BEGIN RECORDED INFORMATION

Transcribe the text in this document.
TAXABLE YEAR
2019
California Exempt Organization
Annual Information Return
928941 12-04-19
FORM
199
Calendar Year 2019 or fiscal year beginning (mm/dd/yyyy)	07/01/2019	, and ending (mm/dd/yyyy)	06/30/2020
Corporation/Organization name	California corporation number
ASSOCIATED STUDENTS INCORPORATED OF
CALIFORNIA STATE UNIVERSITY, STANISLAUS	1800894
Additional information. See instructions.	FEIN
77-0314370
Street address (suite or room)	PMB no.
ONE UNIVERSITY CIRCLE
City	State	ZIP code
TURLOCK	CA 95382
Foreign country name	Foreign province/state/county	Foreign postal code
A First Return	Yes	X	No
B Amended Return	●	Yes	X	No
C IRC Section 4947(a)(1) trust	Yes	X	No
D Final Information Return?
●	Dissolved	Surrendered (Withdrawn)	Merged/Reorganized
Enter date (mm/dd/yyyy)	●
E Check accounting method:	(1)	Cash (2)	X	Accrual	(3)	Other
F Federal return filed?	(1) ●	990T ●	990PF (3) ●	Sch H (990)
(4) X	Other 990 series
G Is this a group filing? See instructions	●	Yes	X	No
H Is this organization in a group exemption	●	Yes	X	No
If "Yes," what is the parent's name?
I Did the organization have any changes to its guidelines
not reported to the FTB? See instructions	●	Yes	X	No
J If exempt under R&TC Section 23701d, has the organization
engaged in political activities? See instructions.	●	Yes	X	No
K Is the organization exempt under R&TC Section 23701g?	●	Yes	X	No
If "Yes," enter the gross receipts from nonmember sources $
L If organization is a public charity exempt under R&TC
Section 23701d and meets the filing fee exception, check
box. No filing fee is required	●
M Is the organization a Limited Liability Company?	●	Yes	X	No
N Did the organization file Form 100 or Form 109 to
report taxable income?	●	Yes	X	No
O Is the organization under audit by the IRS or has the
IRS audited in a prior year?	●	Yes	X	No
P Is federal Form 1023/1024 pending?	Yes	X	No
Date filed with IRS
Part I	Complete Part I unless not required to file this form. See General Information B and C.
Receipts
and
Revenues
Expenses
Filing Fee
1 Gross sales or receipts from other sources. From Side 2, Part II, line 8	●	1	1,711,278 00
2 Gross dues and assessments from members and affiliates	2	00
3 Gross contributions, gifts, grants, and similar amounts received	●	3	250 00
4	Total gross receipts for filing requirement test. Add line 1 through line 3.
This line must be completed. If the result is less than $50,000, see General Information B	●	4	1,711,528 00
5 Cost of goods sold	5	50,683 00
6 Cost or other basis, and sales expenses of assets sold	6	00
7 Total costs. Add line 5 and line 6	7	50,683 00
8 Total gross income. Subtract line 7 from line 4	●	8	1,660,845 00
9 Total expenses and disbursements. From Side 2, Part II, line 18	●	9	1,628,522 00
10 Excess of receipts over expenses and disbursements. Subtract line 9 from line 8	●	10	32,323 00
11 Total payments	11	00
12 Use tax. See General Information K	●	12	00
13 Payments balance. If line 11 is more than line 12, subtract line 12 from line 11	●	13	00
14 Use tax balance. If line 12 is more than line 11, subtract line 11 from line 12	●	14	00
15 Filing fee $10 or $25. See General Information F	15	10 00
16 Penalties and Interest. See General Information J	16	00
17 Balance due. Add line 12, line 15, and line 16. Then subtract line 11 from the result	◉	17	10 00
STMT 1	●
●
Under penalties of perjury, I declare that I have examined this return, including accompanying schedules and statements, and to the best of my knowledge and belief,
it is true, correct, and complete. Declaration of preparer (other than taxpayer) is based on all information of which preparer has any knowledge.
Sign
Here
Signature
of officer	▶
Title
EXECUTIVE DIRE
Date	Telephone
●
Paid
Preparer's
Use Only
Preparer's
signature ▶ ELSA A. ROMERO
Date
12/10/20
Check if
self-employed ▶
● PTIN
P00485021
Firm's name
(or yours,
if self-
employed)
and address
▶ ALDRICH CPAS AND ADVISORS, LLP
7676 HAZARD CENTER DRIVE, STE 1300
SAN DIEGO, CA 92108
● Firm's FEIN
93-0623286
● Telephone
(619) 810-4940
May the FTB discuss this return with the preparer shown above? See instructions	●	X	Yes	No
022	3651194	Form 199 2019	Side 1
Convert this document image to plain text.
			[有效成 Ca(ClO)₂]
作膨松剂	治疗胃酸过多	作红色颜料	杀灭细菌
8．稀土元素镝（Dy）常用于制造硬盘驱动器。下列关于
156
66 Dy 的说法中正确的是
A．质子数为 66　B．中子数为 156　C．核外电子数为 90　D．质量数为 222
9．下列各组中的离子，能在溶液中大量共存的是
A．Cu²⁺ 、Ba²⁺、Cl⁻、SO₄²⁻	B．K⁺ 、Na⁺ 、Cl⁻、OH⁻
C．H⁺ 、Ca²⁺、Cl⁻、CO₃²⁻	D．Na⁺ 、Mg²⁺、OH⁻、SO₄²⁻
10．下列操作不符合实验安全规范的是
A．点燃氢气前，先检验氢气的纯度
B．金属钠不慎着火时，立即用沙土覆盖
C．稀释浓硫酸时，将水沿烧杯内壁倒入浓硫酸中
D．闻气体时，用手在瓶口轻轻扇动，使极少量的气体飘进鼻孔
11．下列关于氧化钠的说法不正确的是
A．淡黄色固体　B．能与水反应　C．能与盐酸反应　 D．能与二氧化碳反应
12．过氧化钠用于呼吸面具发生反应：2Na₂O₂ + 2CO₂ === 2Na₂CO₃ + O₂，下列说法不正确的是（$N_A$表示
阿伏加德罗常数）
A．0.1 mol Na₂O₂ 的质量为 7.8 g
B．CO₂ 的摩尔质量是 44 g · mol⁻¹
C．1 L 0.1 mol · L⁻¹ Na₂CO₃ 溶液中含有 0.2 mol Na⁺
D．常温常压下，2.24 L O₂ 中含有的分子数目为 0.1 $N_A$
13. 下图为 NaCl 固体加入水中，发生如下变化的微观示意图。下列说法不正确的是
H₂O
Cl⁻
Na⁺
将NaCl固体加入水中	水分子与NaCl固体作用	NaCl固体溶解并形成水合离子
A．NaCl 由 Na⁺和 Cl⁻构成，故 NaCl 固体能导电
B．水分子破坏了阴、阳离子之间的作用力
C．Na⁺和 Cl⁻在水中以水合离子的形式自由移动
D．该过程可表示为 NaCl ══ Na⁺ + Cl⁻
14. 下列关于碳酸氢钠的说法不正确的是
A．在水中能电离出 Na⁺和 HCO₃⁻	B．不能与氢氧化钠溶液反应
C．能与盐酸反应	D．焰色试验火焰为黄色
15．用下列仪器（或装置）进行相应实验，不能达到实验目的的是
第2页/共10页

END RECORDED INFORMATION

▶ OBJECTIVE:
Copy out every line that includes the word "能与盐酸反应".

▶ TASK RESULT:
A．淡黄色固体　B．能与水反应　C．能与盐酸反应　 D．能与二氧化碳反应
C．能与盐酸反应	D．焰色试验火焰为黄色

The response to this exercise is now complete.